[CONSIGNE]
Reproduisez à l'identique toutes les lignes ci-dessous, en omettant les images.

● ● ●

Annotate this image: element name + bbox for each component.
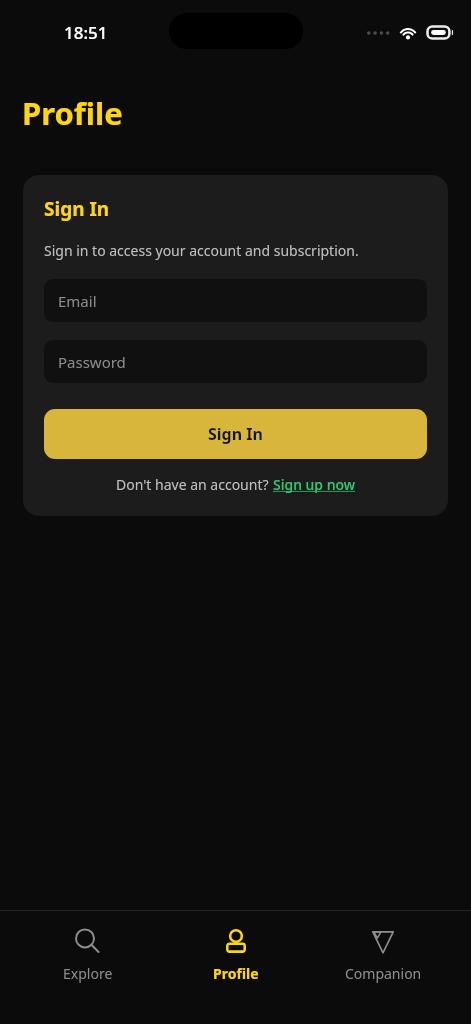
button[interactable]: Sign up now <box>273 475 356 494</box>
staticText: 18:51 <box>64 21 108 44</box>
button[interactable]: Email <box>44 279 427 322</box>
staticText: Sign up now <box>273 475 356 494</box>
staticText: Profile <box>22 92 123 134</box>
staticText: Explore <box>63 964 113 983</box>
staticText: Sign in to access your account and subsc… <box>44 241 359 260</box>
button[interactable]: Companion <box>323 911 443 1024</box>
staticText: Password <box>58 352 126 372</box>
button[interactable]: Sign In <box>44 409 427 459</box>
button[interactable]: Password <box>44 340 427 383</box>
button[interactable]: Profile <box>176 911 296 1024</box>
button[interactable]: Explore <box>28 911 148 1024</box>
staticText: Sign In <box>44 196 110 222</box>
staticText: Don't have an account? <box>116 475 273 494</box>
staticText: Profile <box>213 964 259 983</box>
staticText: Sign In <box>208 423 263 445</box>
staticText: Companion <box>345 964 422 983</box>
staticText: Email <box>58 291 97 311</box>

● ● ●

[RÉPONSE ATTENDUE]
Annotate this image: element name + bbox for each component.
button[interactable]: Sign up now <box>273 475 356 494</box>
staticText: 18:51 <box>64 21 108 44</box>
button[interactable]: Email <box>44 279 427 322</box>
staticText: Sign up now <box>273 475 356 494</box>
staticText: Profile <box>22 92 123 134</box>
staticText: Explore <box>63 964 113 983</box>
staticText: Sign in to access your account and subsc… <box>44 241 359 260</box>
button[interactable]: Companion <box>323 911 443 1024</box>
staticText: Password <box>58 352 126 372</box>
button[interactable]: Sign In <box>44 409 427 459</box>
button[interactable]: Password <box>44 340 427 383</box>
button[interactable]: Profile <box>176 911 296 1024</box>
button[interactable]: Explore <box>28 911 148 1024</box>
staticText: Sign In <box>44 196 110 222</box>
staticText: Don't have an account? <box>116 475 273 494</box>
staticText: Profile <box>213 964 259 983</box>
staticText: Sign In <box>208 423 263 445</box>
staticText: Companion <box>345 964 422 983</box>
staticText: Email <box>58 291 97 311</box>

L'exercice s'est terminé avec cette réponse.